■ **Records shown**

BEGIN

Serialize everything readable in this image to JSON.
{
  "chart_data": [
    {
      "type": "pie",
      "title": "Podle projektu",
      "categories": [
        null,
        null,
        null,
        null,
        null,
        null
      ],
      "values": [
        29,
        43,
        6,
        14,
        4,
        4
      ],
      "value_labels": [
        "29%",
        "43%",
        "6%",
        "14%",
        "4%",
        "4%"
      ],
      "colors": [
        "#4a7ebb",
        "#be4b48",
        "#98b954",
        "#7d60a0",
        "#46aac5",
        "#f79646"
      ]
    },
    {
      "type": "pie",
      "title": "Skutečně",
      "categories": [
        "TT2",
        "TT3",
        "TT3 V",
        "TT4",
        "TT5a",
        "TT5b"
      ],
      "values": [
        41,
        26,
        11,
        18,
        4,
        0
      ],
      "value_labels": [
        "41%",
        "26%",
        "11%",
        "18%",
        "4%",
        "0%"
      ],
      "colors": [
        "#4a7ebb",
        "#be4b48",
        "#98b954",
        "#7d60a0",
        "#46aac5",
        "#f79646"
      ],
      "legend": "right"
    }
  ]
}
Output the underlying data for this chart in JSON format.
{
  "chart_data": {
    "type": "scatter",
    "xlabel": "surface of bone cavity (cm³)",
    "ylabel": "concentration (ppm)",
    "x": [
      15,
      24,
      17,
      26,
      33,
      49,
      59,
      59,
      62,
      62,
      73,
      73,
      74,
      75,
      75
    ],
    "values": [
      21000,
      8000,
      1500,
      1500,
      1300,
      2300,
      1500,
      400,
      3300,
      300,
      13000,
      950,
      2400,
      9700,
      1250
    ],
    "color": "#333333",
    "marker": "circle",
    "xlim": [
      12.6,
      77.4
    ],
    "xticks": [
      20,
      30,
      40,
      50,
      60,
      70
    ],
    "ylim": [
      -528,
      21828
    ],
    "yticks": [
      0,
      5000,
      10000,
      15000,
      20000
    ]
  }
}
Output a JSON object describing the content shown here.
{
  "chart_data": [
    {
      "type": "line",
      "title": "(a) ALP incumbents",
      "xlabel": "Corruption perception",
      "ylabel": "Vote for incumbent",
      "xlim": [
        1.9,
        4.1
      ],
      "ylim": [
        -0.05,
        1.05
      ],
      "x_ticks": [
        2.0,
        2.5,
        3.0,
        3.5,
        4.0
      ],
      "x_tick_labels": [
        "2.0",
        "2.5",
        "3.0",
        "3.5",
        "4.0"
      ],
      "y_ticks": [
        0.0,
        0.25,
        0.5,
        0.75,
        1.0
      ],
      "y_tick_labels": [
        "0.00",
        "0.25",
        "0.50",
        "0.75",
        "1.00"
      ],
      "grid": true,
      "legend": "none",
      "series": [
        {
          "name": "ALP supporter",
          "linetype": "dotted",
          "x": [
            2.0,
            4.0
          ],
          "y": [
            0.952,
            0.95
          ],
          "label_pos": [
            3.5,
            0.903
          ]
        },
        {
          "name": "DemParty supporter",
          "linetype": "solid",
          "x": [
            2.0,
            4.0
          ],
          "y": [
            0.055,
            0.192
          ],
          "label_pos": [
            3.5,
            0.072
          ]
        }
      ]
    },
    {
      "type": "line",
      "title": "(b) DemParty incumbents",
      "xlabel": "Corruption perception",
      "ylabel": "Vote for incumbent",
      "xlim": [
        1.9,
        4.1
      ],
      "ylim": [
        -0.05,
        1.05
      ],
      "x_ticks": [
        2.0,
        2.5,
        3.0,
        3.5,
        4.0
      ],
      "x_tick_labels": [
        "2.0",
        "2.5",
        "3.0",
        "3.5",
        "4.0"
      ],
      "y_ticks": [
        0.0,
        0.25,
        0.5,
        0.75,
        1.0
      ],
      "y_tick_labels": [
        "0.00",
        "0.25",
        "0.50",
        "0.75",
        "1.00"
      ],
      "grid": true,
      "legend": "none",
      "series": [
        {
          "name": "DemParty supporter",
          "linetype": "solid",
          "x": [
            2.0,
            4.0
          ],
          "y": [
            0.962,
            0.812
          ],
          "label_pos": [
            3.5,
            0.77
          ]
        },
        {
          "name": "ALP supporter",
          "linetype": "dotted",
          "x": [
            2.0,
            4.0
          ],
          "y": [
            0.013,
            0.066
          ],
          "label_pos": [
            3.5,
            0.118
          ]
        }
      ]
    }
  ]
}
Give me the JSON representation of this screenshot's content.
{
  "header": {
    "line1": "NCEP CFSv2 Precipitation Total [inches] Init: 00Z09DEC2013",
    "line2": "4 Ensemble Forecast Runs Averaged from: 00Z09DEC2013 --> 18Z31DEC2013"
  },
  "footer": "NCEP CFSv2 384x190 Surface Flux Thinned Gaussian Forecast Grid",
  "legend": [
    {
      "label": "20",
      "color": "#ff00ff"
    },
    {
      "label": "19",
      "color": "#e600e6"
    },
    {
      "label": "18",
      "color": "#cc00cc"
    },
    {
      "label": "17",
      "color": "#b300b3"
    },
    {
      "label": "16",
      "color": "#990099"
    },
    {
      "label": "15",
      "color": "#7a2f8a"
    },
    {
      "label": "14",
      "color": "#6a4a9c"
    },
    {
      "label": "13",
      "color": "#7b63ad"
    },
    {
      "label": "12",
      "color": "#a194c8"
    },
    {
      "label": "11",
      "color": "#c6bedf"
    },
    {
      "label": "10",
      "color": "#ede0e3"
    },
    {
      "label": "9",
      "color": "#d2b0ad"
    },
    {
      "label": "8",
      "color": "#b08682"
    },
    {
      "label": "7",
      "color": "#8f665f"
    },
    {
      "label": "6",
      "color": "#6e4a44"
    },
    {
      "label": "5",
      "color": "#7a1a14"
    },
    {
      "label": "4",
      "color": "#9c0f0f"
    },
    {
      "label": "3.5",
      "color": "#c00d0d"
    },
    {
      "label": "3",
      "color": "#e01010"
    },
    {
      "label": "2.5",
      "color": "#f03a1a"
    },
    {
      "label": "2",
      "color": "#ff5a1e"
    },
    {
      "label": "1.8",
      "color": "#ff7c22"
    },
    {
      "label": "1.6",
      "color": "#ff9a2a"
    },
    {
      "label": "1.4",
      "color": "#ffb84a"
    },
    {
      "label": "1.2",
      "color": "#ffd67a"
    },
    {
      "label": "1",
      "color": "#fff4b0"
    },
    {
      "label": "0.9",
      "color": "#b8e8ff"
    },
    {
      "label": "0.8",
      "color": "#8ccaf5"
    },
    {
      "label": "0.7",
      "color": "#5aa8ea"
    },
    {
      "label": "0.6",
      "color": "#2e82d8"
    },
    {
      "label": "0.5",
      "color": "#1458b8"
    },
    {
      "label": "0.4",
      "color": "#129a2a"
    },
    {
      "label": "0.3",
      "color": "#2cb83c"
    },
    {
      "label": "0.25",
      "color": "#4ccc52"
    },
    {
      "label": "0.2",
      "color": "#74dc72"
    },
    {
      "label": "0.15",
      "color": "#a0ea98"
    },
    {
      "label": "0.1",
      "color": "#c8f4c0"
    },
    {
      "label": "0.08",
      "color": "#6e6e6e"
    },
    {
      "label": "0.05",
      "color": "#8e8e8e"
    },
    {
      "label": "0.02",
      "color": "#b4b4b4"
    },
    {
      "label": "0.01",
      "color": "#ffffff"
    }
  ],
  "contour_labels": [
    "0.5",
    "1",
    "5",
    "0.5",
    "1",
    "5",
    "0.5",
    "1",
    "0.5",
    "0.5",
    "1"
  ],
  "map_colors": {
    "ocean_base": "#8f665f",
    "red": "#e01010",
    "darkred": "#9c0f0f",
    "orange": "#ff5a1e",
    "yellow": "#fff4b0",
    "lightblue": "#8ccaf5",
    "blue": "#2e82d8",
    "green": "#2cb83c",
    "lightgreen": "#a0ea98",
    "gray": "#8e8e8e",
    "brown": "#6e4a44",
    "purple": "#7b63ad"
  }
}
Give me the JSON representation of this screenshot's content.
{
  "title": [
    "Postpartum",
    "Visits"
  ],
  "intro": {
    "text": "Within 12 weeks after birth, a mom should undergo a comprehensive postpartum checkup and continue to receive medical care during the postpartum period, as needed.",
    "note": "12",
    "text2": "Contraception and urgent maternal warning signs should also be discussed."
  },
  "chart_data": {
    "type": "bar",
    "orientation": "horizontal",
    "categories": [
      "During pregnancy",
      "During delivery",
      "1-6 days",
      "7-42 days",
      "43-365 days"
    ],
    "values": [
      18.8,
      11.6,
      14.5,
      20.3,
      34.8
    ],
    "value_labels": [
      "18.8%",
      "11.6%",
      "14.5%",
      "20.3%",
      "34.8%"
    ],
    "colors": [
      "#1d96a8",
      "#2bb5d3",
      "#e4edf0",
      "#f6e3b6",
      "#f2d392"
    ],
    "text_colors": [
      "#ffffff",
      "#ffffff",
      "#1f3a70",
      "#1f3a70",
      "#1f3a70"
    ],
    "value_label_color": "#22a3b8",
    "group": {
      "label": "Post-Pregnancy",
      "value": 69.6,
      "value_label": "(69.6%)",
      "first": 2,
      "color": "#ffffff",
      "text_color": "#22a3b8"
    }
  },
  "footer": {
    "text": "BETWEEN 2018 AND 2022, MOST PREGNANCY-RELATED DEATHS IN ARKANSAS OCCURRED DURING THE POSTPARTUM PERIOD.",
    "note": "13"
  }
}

END

■ **What you have to do**
Select every line of the records holding the string "JSON".

■ **Problem solution**
Serialize everything readable in this image to JSON.
Output the underlying data for this chart in JSON format.
Output a JSON object describing the content shown here.
Give me the JSON representation of this screenshot's content.
Give me the JSON representation of this screenshot's content.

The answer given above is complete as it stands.